EXERCISE REQUIREMENTS:
Pull out every line with the word "source".
<<<<
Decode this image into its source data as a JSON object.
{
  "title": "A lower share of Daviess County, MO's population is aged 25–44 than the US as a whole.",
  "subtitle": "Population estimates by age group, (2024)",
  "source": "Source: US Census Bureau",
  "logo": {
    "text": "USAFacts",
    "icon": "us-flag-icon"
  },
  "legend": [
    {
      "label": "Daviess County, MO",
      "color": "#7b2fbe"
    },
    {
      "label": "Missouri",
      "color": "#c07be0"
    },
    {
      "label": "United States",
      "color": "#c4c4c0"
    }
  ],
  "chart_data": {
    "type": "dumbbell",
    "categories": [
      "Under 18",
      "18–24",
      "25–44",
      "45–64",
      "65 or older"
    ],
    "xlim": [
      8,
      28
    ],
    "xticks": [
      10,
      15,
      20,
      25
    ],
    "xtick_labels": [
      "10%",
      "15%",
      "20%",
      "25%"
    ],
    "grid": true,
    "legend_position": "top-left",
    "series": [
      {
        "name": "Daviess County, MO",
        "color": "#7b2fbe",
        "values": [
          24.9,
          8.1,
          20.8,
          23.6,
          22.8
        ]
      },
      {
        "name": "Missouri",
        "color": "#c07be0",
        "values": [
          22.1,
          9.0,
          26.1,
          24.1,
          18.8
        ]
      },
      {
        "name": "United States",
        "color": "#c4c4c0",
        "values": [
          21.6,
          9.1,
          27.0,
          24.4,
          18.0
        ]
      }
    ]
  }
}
>>>>
FINAL RESULT:
Decode this image into its source data as a JSON object.
  "source": "Source: US Census Bureau",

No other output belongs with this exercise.